### Set tasks
1 – Answer from the thread on posting a select value with ajax to PHP:
(a) In the question's code, which URL does the ajax call post to?
(b) Which jQuery version does solution1 load?
(c) In solution2, what file name is given for the separate PHP file?
2 – Write what comes next in the thread on posting a select value with ajax to PHP, picking up after its final line.

### Reading text
--------

How to send the value of select tag using ajax to php residing on the same page
Question
Problem
I want to use the select tag to select a value and send the value using ajax call to a PHP embedded in the same page.
Here, in my code, I am using the select tag and as soon as I select any value from the drop-down, the value is being sent to the javascript and being alerted properly. But when I $_POST['option'] in PHP and echo it, it is not getting printed on the page.
I know PHP is a server-side language and anything written in PHP executes first when a page is loaded.
tablesize.php
<html>
<head>
<script src="https://ajax.googleapis.com/ajax/libs/jquery/2.2.0 /jquery.min.js"></script>
<script type="text/javascript">
function fetch_select(val){
$.ajax({
type: 'post',
url: 'tablesize.php',
datatype:'json',
data: {option:val},
success: function (response) {
alert(val);
//document.getElementById("new_select").innerHTML=response;
}
});
}
</script>
</head>
<body>
<p id="heading">Dynamic Select Option Menu Using Ajax and PHP</p>
<center>
<div id="select_box">
<select onchange="fetch_select(this.value);">
<option value="10">state</option>
<option value="20">20</option>
</select>
</div>
</body>
</html>
<?php
if(isset($_POST['option'])){
$val=$_POST['option'];
echo $val;
}
?>
Thanks...
4 answers
solution1
1 2018-03-31 10:44:43
same page ajax calling and echo value
<?php
session_start();
?>
<html>
<head>
<script src="https://ajax.googleapis.com/ajax/libs/jquery/3.3.1/jquery.min.js"></script>
<script type="text/javascript">
$(document).ready(function(){
$(document).on("change","#sel",function(){
var val = $(this).val();
console.log(val);
$.ajax({
type: 'post',
url: 'index.php?action=data',
datatype:'json',
data: {"option":val},
success: function (response) {
alert(val);
location.href="index.php";
}
});
});
});
</script>
</head>
<body>
<div id="select_box">
<select id="sel" name="sel">
<option <?php if($_SESSION['val']=="a") echo "selected" ;?> value="a">a</option>
<option <?php if($_SESSION['val']=="b") echo "selected" ;?> value="b">b</option>
<option <?php if($_SESSION['val']=="c") echo "selected" ;?> value="c">c</option>
<option <?php if($_SESSION['val']=="d") echo "selected" ;?> value="d">d</option>
<option <?php if($_SESSION['val']=="e") echo "selected" ;?> value="e">e</option>
<option <?php if($_SESSION['val']=="e") echo "selected" ;?> value="f">f</option>
</select>
</div>
</body>
</html>
<?php
$val = $_POST['option'];
if($_REQUEST['action']=="data"){
$_SESSION['val']=$val;
echo "Selected value = ".$_SESSION['val'];
}elseif ($val=="") {
echo "Selected value = ".$_SESSION['val'];
}
?>
solution2
0 2018-03-31 08:57:24
Different ajax.php and write code here and url change in your ajax code.
Ajax.php
<?php
if(isset($_POST['option']))
{
$val=$_POST['option'];
echo $val;
}
?>
Your ajax code...

--------

### Supplied material
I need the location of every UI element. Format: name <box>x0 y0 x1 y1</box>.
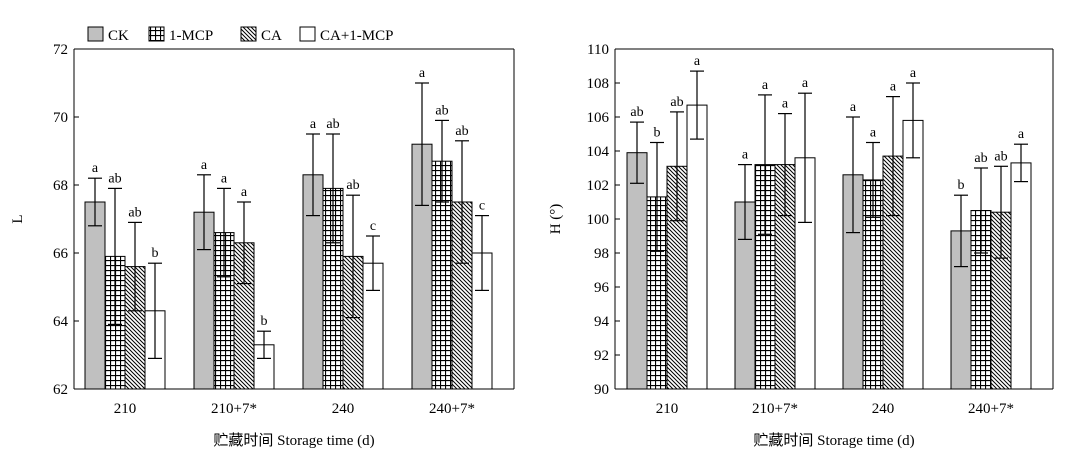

--------

### Response list
1 –
(a) tablesize.php
(b) 3.3.1
(c) Ajax.php

2 –
function fetch_select(val){
$.ajax({
type: 'post',
url: 'ajax.php',
datatype:'json',
data: {option:val},
success: function (response) {
alert(response);
//document.getElementById("new_select").innerHTML=response;
}
});
}
solution3
0 ACCPTED 2018-03-31 09:06:15
Here is your solution
The ajax success contains your result. The error is in your printing method.
You need a different file for ajax here I use ajax.php .
One more thing put scripts at last on HTML page always.
tablesize.php
<html>
<head>
</head>
<body>
<p id="heading">Dynamic Select Option Menu Using Ajax and PHP</p>
<center></center>
<div id="select_box">
<select onchange="fetch_select(this.value);">
<option value="10">state</option>
<option value="20">20</option>
</select>
</div>
<p id="print-ajax"></p><!--Result will print here-->
<script src="https://ajax.googleapis.com/ajax/libs/jquery/2.2.0 /jquery.min.js"></script>
<script type="text/javascript">
function fetch_select(val){
$.ajax({
type: 'post',
url: 'ajax.php',
datatype:'json',
data: {option:val},
success: function (response) {
$('#print-ajax').html(response);//This will print you result
}
});
}
</script>
</body>
</html>
ajax.php
echo $_POST['option'];die;
solution4
0 2018-03-31 09:11:15
You are printing the wrong variable on ajax post success. You needed response variable to alert of PHP script's output.
Also put the PHP post handler block to the top of the page so that HTML contents will not be included in the response for AJAX.
Updated Code:
<?php
if(isset($_POST['option'])){
$val=$_POST['option'];
echo $val; exit;
}
?>
<html>
<head>
<script src="http://code.jquery.com/jquery-latest.min.js"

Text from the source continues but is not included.